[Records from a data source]
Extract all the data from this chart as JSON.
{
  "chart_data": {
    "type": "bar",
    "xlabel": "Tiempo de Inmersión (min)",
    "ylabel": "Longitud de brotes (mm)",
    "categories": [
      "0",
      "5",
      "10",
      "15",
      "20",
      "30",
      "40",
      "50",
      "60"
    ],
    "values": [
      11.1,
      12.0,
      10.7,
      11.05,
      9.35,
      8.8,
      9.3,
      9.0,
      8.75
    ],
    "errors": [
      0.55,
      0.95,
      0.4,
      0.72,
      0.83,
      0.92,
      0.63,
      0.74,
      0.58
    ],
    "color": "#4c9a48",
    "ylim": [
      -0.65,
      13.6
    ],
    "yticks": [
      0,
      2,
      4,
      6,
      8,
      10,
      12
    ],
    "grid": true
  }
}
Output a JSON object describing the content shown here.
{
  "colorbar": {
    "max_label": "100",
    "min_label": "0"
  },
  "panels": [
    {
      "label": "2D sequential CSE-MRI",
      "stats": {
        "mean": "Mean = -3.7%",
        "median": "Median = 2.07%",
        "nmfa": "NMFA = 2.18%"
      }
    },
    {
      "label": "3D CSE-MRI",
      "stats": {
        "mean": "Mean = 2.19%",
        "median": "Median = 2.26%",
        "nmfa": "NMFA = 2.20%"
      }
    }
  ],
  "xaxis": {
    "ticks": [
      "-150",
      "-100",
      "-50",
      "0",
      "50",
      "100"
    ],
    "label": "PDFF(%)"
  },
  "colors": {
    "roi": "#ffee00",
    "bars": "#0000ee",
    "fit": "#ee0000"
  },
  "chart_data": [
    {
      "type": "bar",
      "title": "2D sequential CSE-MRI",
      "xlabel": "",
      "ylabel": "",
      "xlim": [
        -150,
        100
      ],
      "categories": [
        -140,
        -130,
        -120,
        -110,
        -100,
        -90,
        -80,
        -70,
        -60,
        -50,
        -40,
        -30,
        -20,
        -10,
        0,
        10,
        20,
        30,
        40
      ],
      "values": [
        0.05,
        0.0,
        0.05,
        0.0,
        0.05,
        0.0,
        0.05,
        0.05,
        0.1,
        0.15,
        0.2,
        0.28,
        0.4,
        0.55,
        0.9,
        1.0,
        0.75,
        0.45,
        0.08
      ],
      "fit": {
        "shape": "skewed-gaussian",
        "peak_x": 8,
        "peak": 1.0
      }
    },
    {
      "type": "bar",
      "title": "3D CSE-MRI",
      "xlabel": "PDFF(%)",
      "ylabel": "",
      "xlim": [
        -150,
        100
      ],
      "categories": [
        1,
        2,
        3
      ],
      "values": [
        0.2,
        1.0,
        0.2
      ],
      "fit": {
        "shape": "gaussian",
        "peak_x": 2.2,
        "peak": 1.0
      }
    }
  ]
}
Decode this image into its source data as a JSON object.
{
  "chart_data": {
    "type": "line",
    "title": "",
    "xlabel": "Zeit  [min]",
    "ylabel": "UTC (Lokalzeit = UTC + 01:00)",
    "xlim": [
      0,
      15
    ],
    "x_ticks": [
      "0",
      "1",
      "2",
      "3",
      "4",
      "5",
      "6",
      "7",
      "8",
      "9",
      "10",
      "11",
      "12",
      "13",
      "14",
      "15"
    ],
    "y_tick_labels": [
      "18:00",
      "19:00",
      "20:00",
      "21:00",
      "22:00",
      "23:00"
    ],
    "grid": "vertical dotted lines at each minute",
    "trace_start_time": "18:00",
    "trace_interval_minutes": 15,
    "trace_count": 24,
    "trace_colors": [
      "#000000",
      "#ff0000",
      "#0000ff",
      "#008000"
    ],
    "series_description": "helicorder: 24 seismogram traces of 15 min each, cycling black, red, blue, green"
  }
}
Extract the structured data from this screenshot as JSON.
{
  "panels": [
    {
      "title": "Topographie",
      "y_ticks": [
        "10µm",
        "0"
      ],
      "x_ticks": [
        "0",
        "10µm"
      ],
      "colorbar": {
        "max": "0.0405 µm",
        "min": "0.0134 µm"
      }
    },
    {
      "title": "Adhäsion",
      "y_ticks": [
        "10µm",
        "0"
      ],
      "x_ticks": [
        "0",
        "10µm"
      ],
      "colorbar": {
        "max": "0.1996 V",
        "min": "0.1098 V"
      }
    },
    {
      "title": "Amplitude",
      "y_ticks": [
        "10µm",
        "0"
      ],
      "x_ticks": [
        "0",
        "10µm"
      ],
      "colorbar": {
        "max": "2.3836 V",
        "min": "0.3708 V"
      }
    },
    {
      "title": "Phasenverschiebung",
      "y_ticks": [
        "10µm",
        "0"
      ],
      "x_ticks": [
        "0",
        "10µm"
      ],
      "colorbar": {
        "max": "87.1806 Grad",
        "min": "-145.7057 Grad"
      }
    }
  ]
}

#### [REQUIREMENTS]
Repeat the material above in full, exactly as it stands.

#### [SOLUTION TO THIS EXERCISE]
Extract all the data from this chart as JSON.
{
  "chart_data": {
    "type": "bar",
    "xlabel": "Tiempo de Inmersión (min)",
    "ylabel": "Longitud de brotes (mm)",
    "categories": [
      "0",
      "5",
      "10",
      "15",
      "20",
      "30",
      "40",
      "50",
      "60"
    ],
    "values": [
      11.1,
      12.0,
      10.7,
      11.05,
      9.35,
      8.8,
      9.3,
      9.0,
      8.75
    ],
    "errors": [
      0.55,
      0.95,
      0.4,
      0.72,
      0.83,
      0.92,
      0.63,
      0.74,
      0.58
    ],
    "color": "#4c9a48",
    "ylim": [
      -0.65,
      13.6
    ],
    "yticks": [
      0,
      2,
      4,
      6,
      8,
      10,
      12
    ],
    "grid": true
  }
}
Output a JSON object describing the content shown here.
{
  "colorbar": {
    "max_label": "100",
    "min_label": "0"
  },
  "panels": [
    {
      "label": "2D sequential CSE-MRI",
      "stats": {
        "mean": "Mean = -3.7%",
        "median": "Median = 2.07%",
        "nmfa": "NMFA = 2.18%"
      }
    },
    {
      "label": "3D CSE-MRI",
      "stats": {
        "mean": "Mean = 2.19%",
        "median": "Median = 2.26%",
        "nmfa": "NMFA = 2.20%"
      }
    }
  ],
  "xaxis": {
    "ticks": [
      "-150",
      "-100",
      "-50",
      "0",
      "50",
      "100"
    ],
    "label": "PDFF(%)"
  },
  "colors": {
    "roi": "#ffee00",
    "bars": "#0000ee",
    "fit": "#ee0000"
  },
  "chart_data": [
    {
      "type": "bar",
      "title": "2D sequential CSE-MRI",
      "xlabel": "",
      "ylabel": "",
      "xlim": [
        -150,
        100
      ],
      "categories": [
        -140,
        -130,
        -120,
        -110,
        -100,
        -90,
        -80,
        -70,
        -60,
        -50,
        -40,
        -30,
        -20,
        -10,
        0,
        10,
        20,
        30,
        40
      ],
      "values": [
        0.05,
        0.0,
        0.05,
        0.0,
        0.05,
        0.0,
        0.05,
        0.05,
        0.1,
        0.15,
        0.2,
        0.28,
        0.4,
        0.55,
        0.9,
        1.0,
        0.75,
        0.45,
        0.08
      ],
      "fit": {
        "shape": "skewed-gaussian",
        "peak_x": 8,
        "peak": 1.0
      }
    },
    {
      "type": "bar",
      "title": "3D CSE-MRI",
      "xlabel": "PDFF(%)",
      "ylabel": "",
      "xlim": [
        -150,
        100
      ],
      "categories": [
        1,
        2,
        3
      ],
      "values": [
        0.2,
        1.0,
        0.2
      ],
      "fit": {
        "shape": "gaussian",
        "peak_x": 2.2,
        "peak": 1.0
      }
    }
  ]
}
Decode this image into its source data as a JSON object.
{
  "chart_data": {
    "type": "line",
    "title": "",
    "xlabel": "Zeit  [min]",
    "ylabel": "UTC (Lokalzeit = UTC + 01:00)",
    "xlim": [
      0,
      15
    ],
    "x_ticks": [
      "0",
      "1",
      "2",
      "3",
      "4",
      "5",
      "6",
      "7",
      "8",
      "9",
      "10",
      "11",
      "12",
      "13",
      "14",
      "15"
    ],
    "y_tick_labels": [
      "18:00",
      "19:00",
      "20:00",
      "21:00",
      "22:00",
      "23:00"
    ],
    "grid": "vertical dotted lines at each minute",
    "trace_start_time": "18:00",
    "trace_interval_minutes": 15,
    "trace_count": 24,
    "trace_colors": [
      "#000000",
      "#ff0000",
      "#0000ff",
      "#008000"
    ],
    "series_description": "helicorder: 24 seismogram traces of 15 min each, cycling black, red, blue, green"
  }
}
Extract the structured data from this screenshot as JSON.
{
  "panels": [
    {
      "title": "Topographie",
      "y_ticks": [
        "10µm",
        "0"
      ],
      "x_ticks": [
        "0",
        "10µm"
      ],
      "colorbar": {
        "max": "0.0405 µm",
        "min": "0.0134 µm"
      }
    },
    {
      "title": "Adhäsion",
      "y_ticks": [
        "10µm",
        "0"
      ],
      "x_ticks": [
        "0",
        "10µm"
      ],
      "colorbar": {
        "max": "0.1996 V",
        "min": "0.1098 V"
      }
    },
    {
      "title": "Amplitude",
      "y_ticks": [
        "10µm",
        "0"
      ],
      "x_ticks": [
        "0",
        "10µm"
      ],
      "colorbar": {
        "max": "2.3836 V",
        "min": "0.3708 V"
      }
    },
    {
      "title": "Phasenverschiebung",
      "y_ticks": [
        "10µm",
        "0"
      ],
      "x_ticks": [
        "0",
        "10µm"
      ],
      "colorbar": {
        "max": "87.1806 Grad",
        "min": "-145.7057 Grad"
      }
    }
  ]
}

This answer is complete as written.